__Exercise objective__:
Where the word "groups" occurs in a line of the listing below, copy that line.

__Input data__:
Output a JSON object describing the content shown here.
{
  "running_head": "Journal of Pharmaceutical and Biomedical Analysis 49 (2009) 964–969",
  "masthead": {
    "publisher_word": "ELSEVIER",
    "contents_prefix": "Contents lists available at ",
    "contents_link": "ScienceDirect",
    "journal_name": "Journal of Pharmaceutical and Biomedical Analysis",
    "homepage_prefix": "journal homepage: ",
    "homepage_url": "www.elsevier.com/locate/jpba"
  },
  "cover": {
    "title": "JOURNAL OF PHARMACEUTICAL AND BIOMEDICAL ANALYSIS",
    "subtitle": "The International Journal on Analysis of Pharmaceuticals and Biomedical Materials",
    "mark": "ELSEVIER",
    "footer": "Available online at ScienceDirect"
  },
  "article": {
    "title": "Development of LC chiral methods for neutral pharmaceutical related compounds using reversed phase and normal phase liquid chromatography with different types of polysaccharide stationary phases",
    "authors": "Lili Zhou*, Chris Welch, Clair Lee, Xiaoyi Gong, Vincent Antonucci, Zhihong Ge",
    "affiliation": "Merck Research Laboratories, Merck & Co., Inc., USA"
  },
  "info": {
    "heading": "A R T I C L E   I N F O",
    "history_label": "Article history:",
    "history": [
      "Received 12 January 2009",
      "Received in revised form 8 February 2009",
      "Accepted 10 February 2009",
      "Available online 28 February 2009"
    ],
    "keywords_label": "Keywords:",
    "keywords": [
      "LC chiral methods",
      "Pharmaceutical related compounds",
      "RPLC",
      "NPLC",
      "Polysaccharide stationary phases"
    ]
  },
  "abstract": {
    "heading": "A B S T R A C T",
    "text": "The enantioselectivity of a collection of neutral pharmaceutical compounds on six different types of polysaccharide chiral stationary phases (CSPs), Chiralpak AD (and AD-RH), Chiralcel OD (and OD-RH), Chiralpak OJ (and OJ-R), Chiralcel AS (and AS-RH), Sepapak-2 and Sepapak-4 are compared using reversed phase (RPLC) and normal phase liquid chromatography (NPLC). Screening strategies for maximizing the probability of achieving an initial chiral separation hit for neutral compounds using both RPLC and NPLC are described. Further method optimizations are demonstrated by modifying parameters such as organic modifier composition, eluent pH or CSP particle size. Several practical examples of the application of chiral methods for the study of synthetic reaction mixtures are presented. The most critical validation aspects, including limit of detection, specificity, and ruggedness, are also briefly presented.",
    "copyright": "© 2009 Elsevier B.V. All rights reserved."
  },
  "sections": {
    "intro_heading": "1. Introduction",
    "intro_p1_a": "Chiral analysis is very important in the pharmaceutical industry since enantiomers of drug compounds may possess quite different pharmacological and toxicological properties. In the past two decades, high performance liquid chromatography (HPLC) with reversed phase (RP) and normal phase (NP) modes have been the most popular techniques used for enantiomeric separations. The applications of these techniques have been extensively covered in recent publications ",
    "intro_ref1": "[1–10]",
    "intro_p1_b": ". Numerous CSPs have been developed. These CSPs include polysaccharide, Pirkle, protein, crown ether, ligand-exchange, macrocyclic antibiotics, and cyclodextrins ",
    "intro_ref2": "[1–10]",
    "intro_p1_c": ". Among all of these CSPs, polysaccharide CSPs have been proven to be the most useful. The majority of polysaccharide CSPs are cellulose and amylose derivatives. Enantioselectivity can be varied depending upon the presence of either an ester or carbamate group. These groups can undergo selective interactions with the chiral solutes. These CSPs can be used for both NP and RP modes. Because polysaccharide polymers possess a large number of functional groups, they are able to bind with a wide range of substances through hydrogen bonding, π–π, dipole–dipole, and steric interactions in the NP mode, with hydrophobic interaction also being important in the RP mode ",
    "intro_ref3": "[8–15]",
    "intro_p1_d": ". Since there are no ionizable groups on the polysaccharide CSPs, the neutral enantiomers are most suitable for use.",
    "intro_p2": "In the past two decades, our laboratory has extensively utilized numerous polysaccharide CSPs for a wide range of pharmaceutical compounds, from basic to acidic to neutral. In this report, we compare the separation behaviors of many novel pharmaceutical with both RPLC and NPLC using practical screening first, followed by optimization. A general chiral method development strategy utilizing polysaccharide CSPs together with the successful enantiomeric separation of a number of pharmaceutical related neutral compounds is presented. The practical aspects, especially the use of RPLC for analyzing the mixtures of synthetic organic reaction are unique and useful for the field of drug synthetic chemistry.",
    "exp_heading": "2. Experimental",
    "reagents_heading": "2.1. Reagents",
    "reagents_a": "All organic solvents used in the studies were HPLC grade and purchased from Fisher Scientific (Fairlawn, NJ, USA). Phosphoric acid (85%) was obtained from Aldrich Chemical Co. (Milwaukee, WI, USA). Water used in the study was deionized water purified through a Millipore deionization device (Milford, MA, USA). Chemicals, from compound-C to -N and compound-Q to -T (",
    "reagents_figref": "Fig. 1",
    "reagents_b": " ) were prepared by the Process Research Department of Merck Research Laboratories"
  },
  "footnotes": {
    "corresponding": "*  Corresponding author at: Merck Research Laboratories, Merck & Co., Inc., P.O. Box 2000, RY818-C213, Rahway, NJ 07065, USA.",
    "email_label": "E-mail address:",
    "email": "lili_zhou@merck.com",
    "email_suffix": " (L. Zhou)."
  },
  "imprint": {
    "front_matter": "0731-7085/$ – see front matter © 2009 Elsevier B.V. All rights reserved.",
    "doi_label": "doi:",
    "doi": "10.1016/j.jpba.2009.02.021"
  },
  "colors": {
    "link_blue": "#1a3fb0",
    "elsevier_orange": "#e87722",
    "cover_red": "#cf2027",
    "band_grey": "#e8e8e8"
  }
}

__Answer below__:
    "intro_p1_c": ". Among all of these CSPs, polysaccharide CSPs have been proven to be the most useful. The majority of polysaccharide CSPs are cellulose and amylose derivatives. Enantioselectivity can be varied depending upon the presence of either an ester or carbamate group. These groups can undergo selective interactions with the chiral solutes. These CSPs can be used for both NP and RP modes. Because polysaccharide polymers possess a large number of functional groups, they are able to bind with a wide range of substances through hydrogen bonding, π–π, dipole–dipole, and steric interactions in the NP mode, with hydrophobic interaction also being important in the RP mode ",
    "intro_p1_d": ". Since there are no ionizable groups on the polysaccharide CSPs, the neutral enantiomers are most suitable for use.",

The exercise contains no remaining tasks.